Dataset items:
--- Begin ---

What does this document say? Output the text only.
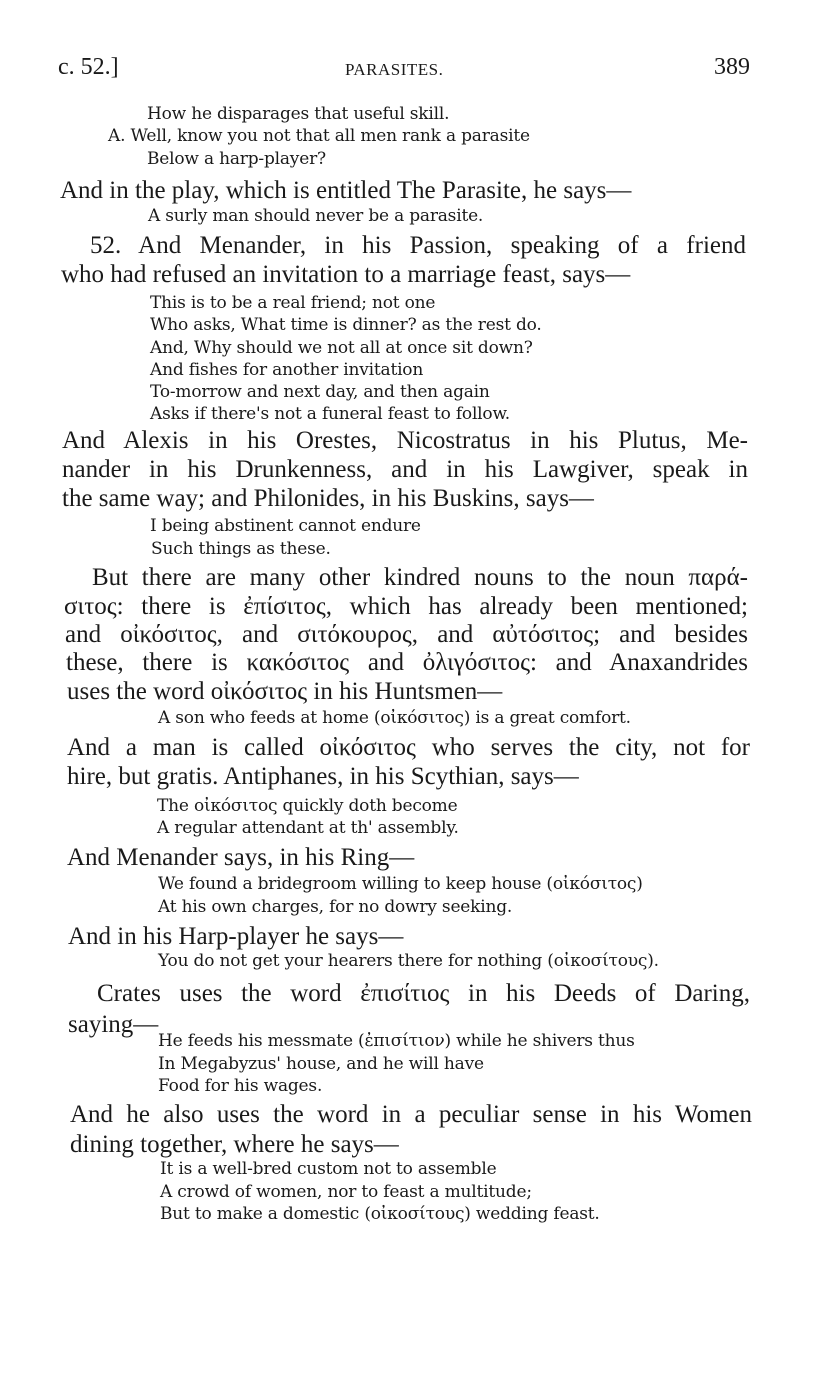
c. 52.]	PARASITES.	389
How he disparages that useful skill.
A. Well, know you not that all men rank a parasite
Below a harp-player?
And in the play, which is entitled The Parasite, he says—
A surly man should never be a parasite.
52. And Menander, in his Passion, speaking of a friend
who had refused an invitation to a marriage feast, says—
This is to be a real friend; not one
Who asks, What time is dinner? as the rest do.
And, Why should we not all at once sit down?
And fishes for another invitation
To-morrow and next day, and then again
Asks if there's not a funeral feast to follow.
And Alexis in his Orestes, Nicostratus in his Plutus, Me-
nander in his Drunkenness, and in his Lawgiver, speak in
the same way; and Philonides, in his Buskins, says—
I being abstinent cannot endure
Such things as these.
But there are many other kindred nouns to the noun παρά-
σιτος: there is ἐπίσιτος, which has already been mentioned;
and οἰκόσιτος, and σιτόκουρος, and αὐτόσιτος; and besides
these, there is κακόσιτος and ὀλιγόσιτος: and Anaxandrides
uses the word οἰκόσιτος in his Huntsmen—
A son who feeds at home (οἰκόσιτος) is a great comfort.
And a man is called οἰκόσιτος who serves the city, not for
hire, but gratis. Antiphanes, in his Scythian, says—
The οἰκόσιτος quickly doth become
A regular attendant at th' assembly.
And Menander says, in his Ring—
We found a bridegroom willing to keep house (οἰκόσιτος)
At his own charges, for no dowry seeking.
And in his Harp-player he says—
You do not get your hearers there for nothing (οἰκοσίτους).
Crates uses the word ἐπισίτιος in his Deeds of Daring,
saying—
He feeds his messmate (ἐπισίτιον) while he shivers thus
In Megabyzus' house, and he will have
Food for his wages.
And he also uses the word in a peculiar sense in his Women
dining together, where he says—
It is a well-bred custom not to assemble
A crowd of women, nor to feast a multitude;
But to make a domestic (οἰκοσίτους) wedding feast.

--- End ---

Locate the lines above that contain "house" and copy them.

RESULT OF THE TASK
We found a bridegroom willing to keep house (οἰκόσιτος)
In Megabyzus' house, and he will have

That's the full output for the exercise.